▸ **Records supplied**:
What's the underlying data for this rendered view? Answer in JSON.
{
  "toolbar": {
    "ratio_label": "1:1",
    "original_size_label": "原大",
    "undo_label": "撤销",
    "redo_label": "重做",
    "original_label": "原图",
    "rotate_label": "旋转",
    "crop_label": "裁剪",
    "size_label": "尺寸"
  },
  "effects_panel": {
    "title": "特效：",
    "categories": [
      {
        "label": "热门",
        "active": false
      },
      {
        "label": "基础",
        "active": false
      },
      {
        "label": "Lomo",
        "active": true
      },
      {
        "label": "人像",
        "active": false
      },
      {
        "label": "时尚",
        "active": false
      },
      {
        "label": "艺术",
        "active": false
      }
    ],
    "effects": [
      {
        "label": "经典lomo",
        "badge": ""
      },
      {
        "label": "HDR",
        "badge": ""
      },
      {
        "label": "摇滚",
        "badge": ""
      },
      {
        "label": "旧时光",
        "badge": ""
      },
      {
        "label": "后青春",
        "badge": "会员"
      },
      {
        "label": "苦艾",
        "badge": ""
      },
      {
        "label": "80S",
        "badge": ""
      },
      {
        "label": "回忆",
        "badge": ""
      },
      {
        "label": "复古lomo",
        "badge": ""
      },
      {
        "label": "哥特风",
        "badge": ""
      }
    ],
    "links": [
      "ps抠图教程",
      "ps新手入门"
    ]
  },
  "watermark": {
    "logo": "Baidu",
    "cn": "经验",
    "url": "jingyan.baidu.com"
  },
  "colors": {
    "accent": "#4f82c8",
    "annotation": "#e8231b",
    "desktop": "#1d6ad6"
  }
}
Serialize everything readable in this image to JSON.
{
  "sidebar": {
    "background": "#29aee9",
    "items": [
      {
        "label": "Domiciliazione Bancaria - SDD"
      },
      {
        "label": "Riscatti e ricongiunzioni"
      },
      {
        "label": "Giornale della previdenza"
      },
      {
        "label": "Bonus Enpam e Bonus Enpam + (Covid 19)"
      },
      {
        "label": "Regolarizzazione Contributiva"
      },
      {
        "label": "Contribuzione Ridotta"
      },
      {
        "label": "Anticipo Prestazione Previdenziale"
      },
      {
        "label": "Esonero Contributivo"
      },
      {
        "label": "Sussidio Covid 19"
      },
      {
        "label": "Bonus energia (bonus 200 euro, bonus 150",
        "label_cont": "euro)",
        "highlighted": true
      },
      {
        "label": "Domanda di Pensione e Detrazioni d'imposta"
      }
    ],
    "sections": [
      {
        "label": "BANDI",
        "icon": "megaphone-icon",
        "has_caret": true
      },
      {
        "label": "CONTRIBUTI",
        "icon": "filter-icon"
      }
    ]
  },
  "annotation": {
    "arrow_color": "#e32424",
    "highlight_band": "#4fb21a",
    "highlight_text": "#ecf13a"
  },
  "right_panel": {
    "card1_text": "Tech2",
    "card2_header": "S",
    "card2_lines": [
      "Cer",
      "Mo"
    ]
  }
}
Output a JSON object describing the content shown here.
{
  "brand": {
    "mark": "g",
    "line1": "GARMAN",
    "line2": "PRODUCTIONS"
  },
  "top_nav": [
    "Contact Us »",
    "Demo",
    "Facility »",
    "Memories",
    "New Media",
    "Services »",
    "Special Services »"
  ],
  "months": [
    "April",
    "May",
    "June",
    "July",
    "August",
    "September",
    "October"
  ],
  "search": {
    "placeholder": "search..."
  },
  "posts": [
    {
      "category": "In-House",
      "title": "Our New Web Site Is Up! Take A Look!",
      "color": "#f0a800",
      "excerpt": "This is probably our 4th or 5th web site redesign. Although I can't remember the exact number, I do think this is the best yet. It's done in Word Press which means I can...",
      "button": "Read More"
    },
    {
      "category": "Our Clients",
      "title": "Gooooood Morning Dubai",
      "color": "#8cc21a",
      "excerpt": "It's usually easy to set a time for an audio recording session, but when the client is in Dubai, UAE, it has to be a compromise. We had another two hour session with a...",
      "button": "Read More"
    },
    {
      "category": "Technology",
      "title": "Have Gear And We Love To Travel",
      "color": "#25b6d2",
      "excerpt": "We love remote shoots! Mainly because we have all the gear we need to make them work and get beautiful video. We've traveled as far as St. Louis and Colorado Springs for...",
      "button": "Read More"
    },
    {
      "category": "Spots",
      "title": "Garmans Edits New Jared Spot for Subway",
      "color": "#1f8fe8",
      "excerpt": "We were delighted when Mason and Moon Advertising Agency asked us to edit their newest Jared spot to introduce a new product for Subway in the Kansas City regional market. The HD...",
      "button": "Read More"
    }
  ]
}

▸ **What is required**:
Output every line above without altering anything.

▸ **Expected output**:
What's the underlying data for this rendered view? Answer in JSON.
{
  "toolbar": {
    "ratio_label": "1:1",
    "original_size_label": "原大",
    "undo_label": "撤销",
    "redo_label": "重做",
    "original_label": "原图",
    "rotate_label": "旋转",
    "crop_label": "裁剪",
    "size_label": "尺寸"
  },
  "effects_panel": {
    "title": "特效：",
    "categories": [
      {
        "label": "热门",
        "active": false
      },
      {
        "label": "基础",
        "active": false
      },
      {
        "label": "Lomo",
        "active": true
      },
      {
        "label": "人像",
        "active": false
      },
      {
        "label": "时尚",
        "active": false
      },
      {
        "label": "艺术",
        "active": false
      }
    ],
    "effects": [
      {
        "label": "经典lomo",
        "badge": ""
      },
      {
        "label": "HDR",
        "badge": ""
      },
      {
        "label": "摇滚",
        "badge": ""
      },
      {
        "label": "旧时光",
        "badge": ""
      },
      {
        "label": "后青春",
        "badge": "会员"
      },
      {
        "label": "苦艾",
        "badge": ""
      },
      {
        "label": "80S",
        "badge": ""
      },
      {
        "label": "回忆",
        "badge": ""
      },
      {
        "label": "复古lomo",
        "badge": ""
      },
      {
        "label": "哥特风",
        "badge": ""
      }
    ],
    "links": [
      "ps抠图教程",
      "ps新手入门"
    ]
  },
  "watermark": {
    "logo": "Baidu",
    "cn": "经验",
    "url": "jingyan.baidu.com"
  },
  "colors": {
    "accent": "#4f82c8",
    "annotation": "#e8231b",
    "desktop": "#1d6ad6"
  }
}
Serialize everything readable in this image to JSON.
{
  "sidebar": {
    "background": "#29aee9",
    "items": [
      {
        "label": "Domiciliazione Bancaria - SDD"
      },
      {
        "label": "Riscatti e ricongiunzioni"
      },
      {
        "label": "Giornale della previdenza"
      },
      {
        "label": "Bonus Enpam e Bonus Enpam + (Covid 19)"
      },
      {
        "label": "Regolarizzazione Contributiva"
      },
      {
        "label": "Contribuzione Ridotta"
      },
      {
        "label": "Anticipo Prestazione Previdenziale"
      },
      {
        "label": "Esonero Contributivo"
      },
      {
        "label": "Sussidio Covid 19"
      },
      {
        "label": "Bonus energia (bonus 200 euro, bonus 150",
        "label_cont": "euro)",
        "highlighted": true
      },
      {
        "label": "Domanda di Pensione e Detrazioni d'imposta"
      }
    ],
    "sections": [
      {
        "label": "BANDI",
        "icon": "megaphone-icon",
        "has_caret": true
      },
      {
        "label": "CONTRIBUTI",
        "icon": "filter-icon"
      }
    ]
  },
  "annotation": {
    "arrow_color": "#e32424",
    "highlight_band": "#4fb21a",
    "highlight_text": "#ecf13a"
  },
  "right_panel": {
    "card1_text": "Tech2",
    "card2_header": "S",
    "card2_lines": [
      "Cer",
      "Mo"
    ]
  }
}
Output a JSON object describing the content shown here.
{
  "brand": {
    "mark": "g",
    "line1": "GARMAN",
    "line2": "PRODUCTIONS"
  },
  "top_nav": [
    "Contact Us »",
    "Demo",
    "Facility »",
    "Memories",
    "New Media",
    "Services »",
    "Special Services »"
  ],
  "months": [
    "April",
    "May",
    "June",
    "July",
    "August",
    "September",
    "October"
  ],
  "search": {
    "placeholder": "search..."
  },
  "posts": [
    {
      "category": "In-House",
      "title": "Our New Web Site Is Up! Take A Look!",
      "color": "#f0a800",
      "excerpt": "This is probably our 4th or 5th web site redesign. Although I can't remember the exact number, I do think this is the best yet. It's done in Word Press which means I can...",
      "button": "Read More"
    },
    {
      "category": "Our Clients",
      "title": "Gooooood Morning Dubai",
      "color": "#8cc21a",
      "excerpt": "It's usually easy to set a time for an audio recording session, but when the client is in Dubai, UAE, it has to be a compromise. We had another two hour session with a...",
      "button": "Read More"
    },
    {
      "category": "Technology",
      "title": "Have Gear And We Love To Travel",
      "color": "#25b6d2",
      "excerpt": "We love remote shoots! Mainly because we have all the gear we need to make them work and get beautiful video. We've traveled as far as St. Louis and Colorado Springs for...",
      "button": "Read More"
    },
    {
      "category": "Spots",
      "title": "Garmans Edits New Jared Spot for Subway",
      "color": "#1f8fe8",
      "excerpt": "We were delighted when Mason and Moon Advertising Agency asked us to edit their newest Jared spot to introduce a new product for Subway in the Kansas City regional market. The HD...",
      "button": "Read More"
    }
  ]
}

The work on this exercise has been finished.